» **DIRECTIVE**:
Copy out each line that mentions the word "ylabel".

(Items from a data source)
+ + + + + + +
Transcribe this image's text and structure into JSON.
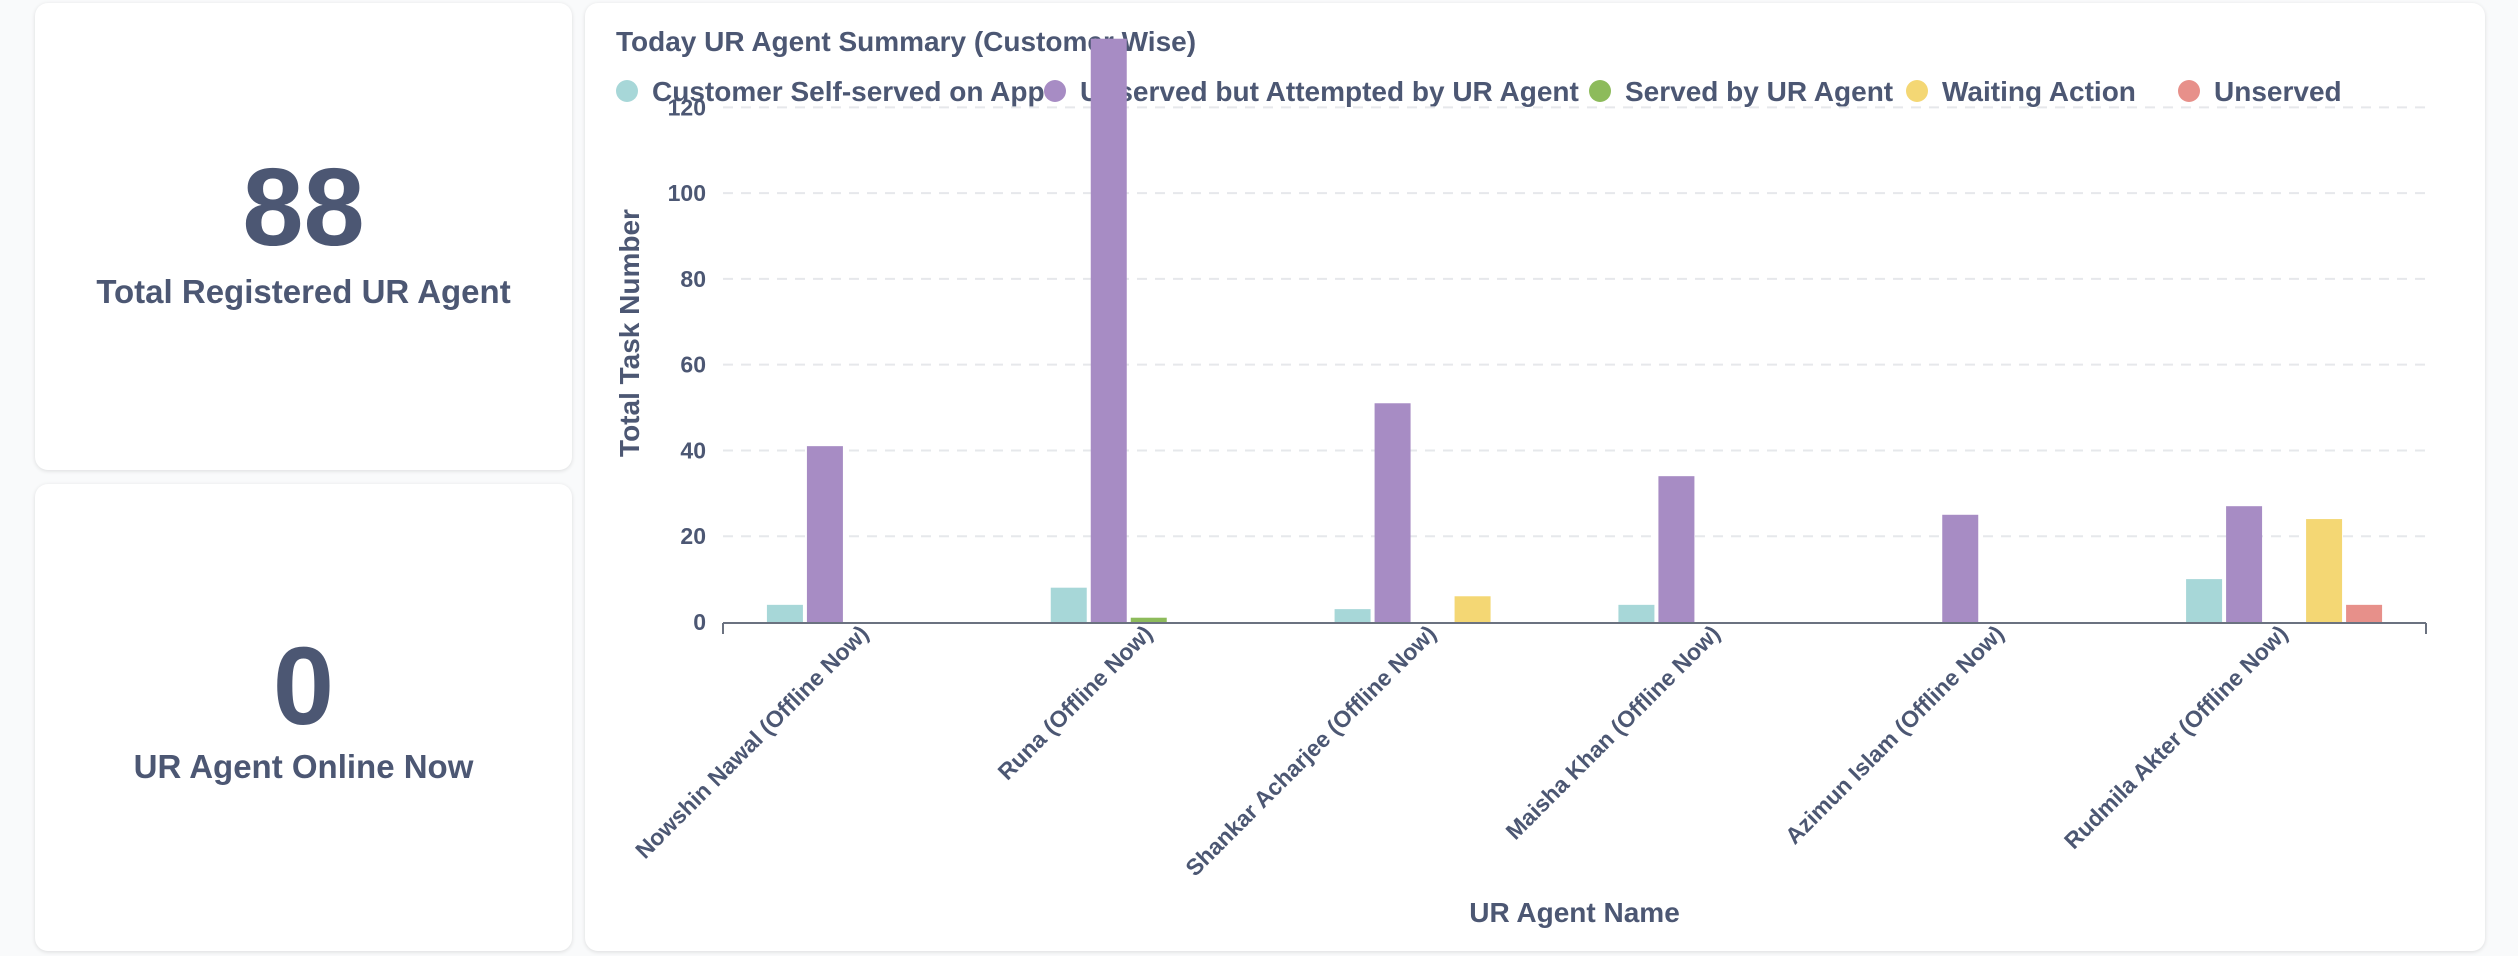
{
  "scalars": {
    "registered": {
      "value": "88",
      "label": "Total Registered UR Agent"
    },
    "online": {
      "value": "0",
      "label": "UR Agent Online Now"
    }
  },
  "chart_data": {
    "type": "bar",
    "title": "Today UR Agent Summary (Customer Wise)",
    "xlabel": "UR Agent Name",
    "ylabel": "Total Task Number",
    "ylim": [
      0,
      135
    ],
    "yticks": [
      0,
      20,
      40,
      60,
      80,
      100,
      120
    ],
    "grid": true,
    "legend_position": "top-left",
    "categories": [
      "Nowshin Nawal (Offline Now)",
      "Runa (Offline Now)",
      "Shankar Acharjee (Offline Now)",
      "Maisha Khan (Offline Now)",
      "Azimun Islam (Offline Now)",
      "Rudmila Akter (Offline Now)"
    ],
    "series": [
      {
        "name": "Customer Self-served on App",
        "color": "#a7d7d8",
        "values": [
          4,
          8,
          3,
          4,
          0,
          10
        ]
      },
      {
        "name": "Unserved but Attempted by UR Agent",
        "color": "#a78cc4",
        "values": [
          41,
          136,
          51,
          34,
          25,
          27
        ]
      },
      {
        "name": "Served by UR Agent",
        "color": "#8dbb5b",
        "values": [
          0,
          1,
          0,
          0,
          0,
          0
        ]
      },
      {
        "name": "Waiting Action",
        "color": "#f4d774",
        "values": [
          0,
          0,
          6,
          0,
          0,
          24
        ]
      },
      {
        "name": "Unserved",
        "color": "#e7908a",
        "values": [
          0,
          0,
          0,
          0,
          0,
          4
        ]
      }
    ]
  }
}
+ + + + + + +
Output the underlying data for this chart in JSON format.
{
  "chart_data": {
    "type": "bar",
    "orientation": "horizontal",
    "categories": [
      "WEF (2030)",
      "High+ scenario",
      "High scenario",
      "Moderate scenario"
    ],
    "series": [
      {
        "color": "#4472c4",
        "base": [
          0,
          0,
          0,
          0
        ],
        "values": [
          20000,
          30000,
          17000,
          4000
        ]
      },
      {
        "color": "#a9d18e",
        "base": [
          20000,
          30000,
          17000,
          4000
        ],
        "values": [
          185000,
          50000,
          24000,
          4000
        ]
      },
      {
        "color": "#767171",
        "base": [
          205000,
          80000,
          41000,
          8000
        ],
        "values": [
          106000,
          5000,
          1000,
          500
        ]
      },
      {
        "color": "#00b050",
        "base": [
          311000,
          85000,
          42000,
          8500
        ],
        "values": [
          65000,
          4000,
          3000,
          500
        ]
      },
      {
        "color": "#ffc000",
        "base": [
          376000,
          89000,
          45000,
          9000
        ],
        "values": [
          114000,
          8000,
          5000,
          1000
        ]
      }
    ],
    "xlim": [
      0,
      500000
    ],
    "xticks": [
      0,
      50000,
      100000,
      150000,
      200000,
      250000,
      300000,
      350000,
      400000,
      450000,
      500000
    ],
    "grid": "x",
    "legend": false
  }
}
+ + + + + + +
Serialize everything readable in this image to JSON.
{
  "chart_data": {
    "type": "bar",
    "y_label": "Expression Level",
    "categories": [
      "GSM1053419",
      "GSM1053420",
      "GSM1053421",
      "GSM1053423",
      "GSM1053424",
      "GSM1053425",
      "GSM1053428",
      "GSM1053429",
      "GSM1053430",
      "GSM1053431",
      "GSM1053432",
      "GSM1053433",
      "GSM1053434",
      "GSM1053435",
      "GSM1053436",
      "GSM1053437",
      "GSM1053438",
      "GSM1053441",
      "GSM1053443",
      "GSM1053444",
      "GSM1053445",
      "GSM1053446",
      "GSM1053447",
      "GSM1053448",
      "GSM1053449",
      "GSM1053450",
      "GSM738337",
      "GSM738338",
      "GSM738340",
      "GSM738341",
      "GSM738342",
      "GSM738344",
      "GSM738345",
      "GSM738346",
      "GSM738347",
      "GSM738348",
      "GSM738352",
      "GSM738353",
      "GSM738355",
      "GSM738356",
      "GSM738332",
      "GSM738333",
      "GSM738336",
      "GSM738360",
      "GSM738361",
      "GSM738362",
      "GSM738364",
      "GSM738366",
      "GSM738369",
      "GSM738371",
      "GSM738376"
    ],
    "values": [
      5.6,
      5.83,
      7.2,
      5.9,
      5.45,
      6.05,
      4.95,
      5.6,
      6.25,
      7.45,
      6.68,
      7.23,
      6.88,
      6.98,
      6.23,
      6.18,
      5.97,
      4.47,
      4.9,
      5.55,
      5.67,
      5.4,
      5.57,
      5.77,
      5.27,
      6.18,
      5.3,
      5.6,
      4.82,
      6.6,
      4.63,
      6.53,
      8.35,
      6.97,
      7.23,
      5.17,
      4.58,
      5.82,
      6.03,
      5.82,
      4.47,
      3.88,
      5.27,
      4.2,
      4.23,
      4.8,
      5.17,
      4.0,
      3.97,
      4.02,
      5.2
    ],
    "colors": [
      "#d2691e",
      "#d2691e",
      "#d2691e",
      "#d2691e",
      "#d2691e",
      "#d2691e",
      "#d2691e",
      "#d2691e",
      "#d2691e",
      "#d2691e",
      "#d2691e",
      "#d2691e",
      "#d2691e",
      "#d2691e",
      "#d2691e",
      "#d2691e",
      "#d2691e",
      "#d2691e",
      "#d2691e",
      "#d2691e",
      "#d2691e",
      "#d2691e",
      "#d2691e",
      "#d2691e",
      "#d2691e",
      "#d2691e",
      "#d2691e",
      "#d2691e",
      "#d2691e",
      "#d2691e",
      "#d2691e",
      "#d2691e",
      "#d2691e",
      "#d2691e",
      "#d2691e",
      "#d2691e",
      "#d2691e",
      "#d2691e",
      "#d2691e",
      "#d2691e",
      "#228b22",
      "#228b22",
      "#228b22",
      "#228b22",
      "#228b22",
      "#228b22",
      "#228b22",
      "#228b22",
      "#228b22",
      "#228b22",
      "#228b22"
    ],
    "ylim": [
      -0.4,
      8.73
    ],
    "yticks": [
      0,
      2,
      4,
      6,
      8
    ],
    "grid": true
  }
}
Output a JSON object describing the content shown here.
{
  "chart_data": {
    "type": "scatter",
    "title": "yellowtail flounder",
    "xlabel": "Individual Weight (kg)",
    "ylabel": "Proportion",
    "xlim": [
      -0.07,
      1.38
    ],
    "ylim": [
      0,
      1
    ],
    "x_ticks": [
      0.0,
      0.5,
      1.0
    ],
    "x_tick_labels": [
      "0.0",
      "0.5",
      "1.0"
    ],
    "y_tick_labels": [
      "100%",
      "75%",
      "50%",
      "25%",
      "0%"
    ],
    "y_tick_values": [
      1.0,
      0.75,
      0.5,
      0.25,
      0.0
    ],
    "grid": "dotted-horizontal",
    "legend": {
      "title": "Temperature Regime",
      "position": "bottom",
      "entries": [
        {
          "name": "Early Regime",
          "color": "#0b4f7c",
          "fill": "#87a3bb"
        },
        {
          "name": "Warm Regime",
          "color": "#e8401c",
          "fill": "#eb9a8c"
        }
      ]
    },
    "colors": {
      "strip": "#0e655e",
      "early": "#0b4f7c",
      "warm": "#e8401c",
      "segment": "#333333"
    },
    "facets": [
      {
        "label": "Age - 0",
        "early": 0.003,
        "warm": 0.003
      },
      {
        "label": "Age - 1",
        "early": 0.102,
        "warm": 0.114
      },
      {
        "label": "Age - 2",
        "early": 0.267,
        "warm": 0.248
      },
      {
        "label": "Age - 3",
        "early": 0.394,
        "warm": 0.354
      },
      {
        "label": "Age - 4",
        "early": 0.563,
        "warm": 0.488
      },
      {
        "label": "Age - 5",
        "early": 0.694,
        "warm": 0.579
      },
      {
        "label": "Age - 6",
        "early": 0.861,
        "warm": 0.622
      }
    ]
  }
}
+ + + + + + +
» **RESPONSE TO THE TASK**:
    "ylabel": "Total Task Number",
    "ylabel": "Proportion",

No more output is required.